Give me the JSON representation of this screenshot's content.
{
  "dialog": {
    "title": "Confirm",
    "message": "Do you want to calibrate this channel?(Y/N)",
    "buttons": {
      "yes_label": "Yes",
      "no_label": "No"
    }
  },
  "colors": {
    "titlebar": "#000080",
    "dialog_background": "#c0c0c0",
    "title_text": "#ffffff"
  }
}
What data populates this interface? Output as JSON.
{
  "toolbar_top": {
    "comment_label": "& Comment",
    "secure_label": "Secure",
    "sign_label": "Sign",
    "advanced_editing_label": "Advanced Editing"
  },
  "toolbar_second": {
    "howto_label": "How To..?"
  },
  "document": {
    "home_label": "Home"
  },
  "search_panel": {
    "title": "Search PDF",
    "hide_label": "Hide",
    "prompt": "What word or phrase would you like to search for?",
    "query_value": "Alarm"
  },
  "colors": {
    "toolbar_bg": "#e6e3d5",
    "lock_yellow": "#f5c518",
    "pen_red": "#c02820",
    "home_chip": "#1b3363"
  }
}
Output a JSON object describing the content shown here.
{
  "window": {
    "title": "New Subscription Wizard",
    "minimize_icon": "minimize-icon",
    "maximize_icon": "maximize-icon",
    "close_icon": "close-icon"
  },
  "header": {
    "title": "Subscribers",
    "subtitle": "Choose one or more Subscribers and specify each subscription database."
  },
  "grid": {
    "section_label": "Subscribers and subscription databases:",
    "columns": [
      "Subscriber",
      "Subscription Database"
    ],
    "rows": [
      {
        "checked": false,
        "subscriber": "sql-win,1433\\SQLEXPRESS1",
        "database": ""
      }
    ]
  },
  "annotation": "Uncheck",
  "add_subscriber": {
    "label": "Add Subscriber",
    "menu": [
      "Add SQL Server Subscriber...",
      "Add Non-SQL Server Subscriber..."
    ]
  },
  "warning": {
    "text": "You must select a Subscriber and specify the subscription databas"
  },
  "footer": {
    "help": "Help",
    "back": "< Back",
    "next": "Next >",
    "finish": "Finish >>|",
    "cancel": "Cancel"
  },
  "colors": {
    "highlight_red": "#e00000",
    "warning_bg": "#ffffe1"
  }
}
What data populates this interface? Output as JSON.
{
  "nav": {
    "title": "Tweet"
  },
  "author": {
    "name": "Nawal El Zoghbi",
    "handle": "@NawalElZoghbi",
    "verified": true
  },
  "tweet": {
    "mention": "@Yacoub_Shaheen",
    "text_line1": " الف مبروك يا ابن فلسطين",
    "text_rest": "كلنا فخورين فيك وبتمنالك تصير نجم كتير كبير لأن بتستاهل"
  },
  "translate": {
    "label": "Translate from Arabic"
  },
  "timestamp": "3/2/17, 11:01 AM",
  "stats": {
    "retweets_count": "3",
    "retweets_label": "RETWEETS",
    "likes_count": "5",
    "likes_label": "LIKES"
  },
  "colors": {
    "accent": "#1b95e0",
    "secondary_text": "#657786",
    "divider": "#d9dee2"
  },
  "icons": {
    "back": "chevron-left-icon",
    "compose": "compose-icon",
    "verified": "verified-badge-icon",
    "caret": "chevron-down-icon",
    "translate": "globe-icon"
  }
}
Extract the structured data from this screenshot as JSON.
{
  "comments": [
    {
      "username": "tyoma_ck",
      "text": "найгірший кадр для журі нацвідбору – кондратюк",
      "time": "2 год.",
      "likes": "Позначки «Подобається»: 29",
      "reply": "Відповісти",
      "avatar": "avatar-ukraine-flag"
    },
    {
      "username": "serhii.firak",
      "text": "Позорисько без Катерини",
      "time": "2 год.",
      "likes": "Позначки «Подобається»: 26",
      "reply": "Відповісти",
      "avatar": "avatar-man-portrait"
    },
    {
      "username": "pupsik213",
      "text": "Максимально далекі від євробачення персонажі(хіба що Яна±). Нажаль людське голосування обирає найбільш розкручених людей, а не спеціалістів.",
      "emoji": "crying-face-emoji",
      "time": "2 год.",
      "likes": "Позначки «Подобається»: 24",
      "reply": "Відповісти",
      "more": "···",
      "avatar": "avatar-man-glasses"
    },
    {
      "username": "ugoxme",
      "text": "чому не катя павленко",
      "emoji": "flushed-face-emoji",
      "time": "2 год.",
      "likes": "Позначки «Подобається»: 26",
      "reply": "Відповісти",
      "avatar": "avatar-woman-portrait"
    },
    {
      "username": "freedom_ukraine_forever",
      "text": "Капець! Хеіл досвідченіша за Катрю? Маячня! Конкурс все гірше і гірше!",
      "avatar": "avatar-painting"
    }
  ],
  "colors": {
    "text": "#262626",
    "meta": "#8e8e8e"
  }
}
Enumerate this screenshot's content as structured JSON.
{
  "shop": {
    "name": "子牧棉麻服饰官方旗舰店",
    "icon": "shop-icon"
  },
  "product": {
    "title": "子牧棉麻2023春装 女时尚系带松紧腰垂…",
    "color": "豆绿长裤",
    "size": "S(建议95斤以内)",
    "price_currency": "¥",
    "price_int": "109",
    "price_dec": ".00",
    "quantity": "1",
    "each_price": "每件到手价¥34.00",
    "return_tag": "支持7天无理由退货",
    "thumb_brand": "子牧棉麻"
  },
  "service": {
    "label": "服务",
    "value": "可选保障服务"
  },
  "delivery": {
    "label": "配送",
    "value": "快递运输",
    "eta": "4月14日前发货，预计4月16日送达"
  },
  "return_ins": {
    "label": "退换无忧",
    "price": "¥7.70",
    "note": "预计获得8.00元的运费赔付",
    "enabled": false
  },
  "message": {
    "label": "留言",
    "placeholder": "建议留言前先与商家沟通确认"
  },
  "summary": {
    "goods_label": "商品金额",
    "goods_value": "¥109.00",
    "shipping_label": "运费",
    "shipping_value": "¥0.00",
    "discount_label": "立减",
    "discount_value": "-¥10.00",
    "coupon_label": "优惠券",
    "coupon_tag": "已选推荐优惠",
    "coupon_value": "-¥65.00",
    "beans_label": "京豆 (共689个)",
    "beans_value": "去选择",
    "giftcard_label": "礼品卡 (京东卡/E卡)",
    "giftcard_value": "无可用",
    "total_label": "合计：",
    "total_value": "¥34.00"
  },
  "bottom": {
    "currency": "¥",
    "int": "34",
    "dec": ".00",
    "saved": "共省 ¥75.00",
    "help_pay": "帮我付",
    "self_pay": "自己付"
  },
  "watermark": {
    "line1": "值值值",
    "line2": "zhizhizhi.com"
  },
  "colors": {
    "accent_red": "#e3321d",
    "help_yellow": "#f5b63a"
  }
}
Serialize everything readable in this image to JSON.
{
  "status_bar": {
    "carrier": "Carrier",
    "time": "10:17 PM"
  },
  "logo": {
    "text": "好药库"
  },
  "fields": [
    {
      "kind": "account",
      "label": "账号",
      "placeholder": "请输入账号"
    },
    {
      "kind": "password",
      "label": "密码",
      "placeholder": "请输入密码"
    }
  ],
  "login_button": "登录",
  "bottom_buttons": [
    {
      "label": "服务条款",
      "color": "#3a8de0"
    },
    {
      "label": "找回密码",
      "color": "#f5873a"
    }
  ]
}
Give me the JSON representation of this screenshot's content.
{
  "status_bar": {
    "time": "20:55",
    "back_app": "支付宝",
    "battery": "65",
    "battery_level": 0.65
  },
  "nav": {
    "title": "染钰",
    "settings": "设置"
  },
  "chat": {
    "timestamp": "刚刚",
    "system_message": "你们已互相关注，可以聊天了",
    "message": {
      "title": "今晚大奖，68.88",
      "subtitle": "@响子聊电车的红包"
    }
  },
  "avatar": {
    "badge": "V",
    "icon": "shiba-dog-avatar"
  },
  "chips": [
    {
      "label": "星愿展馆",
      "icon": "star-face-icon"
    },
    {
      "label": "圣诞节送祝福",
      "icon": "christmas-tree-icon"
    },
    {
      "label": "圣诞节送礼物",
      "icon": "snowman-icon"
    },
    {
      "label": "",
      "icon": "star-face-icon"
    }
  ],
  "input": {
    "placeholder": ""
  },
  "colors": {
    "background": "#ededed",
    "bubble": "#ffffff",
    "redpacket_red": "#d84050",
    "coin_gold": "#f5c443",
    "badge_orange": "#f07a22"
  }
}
▬▬▬▬▬▬
### What to produce
Return every line holding the word "Subscribers" from the records.

### Exercise result
    "title": "Subscribers",
    "subtitle": "Choose one or more Subscribers and specify each subscription database."
    "section_label": "Subscribers and subscription databases:",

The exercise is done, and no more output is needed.